__Extrait de page__.
────────────────────

Un « cercle vertueux »
Pour redonner vie à ces dizaines de
milliers de pages, non rééditées à ce jour mais indispensables, Antoine Lefébure,
directeur scientifique du projet, qui se définit lui-même comme un « historien
lecteur », a réuni des chercheurs et des historiens, avec une simple
question : « Que rééditeriez-vous qui n’est pas disponible ? » « La
BnF ne leur avait jamais rien demandé ! » sourit-il aujourd’hui.
Avec Frédéric Manfrin et Agnès Sandras, de la BnF, Antoine Lefébure a ainsi
créé un « cercle vertueux » entre chercheurs, conservateurs, lecteurs
et libraires.
Le résultat est savoureux. Mission
chez les Touaregs de Fernand Foureau côtoie Les Habits
noirs de Paul Féval ; les Mémoires du général Baron
de Marbot voisinent avec les Mémoires sur les Cent-Jours de
Benjamin Constant ; L’histoire de France racontée à mes petits-enfants de
François Guizot se lit en compagnie de Au seuil de notre Histoire de
Camille Jullian, etc. De quoi enchanter petits et grands historiens.

────────────────────

__Consigne__. Reprenez l'extrait sur le projet de rééditions de la BnF et poursuivez-le après sa dernière phrase. Les lignes ci-dessous proviennent d'une source distincte.

__Données présentées__.

────────────────────

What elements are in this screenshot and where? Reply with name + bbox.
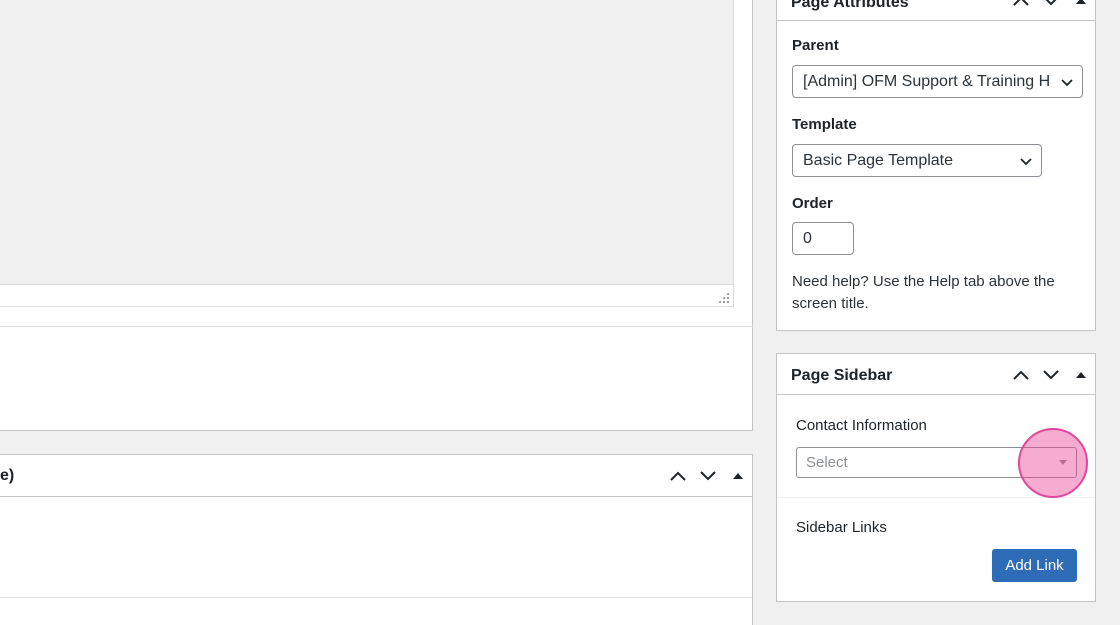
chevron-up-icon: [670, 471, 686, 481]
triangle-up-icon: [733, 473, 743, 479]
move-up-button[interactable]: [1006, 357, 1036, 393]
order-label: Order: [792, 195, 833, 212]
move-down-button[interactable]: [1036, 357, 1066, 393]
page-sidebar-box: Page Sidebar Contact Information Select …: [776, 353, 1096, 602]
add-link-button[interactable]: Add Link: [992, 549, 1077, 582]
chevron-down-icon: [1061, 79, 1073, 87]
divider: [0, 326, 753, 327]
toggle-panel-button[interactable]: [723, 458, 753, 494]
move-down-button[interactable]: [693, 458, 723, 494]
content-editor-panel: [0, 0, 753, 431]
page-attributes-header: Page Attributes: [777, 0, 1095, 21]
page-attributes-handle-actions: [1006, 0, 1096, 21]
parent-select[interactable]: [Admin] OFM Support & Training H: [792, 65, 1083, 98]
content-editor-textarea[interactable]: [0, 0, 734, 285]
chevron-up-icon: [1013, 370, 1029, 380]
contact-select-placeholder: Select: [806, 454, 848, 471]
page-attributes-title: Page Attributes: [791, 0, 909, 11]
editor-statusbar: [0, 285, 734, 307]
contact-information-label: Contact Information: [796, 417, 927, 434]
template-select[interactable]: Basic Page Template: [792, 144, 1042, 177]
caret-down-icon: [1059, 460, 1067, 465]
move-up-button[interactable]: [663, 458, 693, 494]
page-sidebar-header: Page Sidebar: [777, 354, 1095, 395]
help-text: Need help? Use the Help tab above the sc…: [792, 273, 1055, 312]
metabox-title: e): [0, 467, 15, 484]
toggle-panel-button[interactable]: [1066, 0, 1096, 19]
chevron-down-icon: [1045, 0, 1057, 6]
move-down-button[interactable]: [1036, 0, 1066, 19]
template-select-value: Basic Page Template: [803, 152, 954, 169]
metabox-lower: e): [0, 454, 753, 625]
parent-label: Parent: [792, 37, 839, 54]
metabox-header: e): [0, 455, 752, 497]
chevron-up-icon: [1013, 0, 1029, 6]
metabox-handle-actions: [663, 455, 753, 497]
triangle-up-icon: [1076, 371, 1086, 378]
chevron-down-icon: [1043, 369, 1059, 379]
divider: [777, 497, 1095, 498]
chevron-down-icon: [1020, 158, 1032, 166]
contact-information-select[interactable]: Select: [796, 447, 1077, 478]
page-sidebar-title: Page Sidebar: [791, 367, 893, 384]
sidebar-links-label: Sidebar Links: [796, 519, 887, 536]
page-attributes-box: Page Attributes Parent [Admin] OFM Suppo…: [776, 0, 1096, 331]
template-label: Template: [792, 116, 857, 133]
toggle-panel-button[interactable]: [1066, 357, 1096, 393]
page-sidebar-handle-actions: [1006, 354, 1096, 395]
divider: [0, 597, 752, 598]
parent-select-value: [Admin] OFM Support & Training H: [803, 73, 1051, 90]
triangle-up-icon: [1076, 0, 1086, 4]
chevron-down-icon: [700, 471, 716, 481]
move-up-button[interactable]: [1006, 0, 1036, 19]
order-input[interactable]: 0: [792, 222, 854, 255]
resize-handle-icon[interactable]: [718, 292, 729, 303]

────────────────────

__Exercice corrigé__.
Une énorme machinerie
Nathalie Thouny, directrice de BnF
Partenariats, dévoile l’énorme machinerie qui préside à la production de ce
coffret. Pour numériser ces 100 livres, et plus largement les
3500 ouvrages désormais disponibles dans la boutique « BnF Collection
eBooks », il lui a fallu « allier les compétences des
conservateurs et des savoir-faire privés innovants ». Des PME
françaises de pointe, notamment Syllabs, Immanens et Adoc, ont mis au point des
systèmes performants de reconnaissance de caractères, de moteurs de recherche
par mots-clés ou de traitement sémantique des contenus.
La BnF s’est également alliée à Apple
qui a converti 10 000 titres en format Epub, lisibles sur tous supports,
en échange de l’exclusivité de la diffusion durant un an. Ensuite, Decitre,
Chapitre.com et les autres libraires en ligne bénéficient de cette manne.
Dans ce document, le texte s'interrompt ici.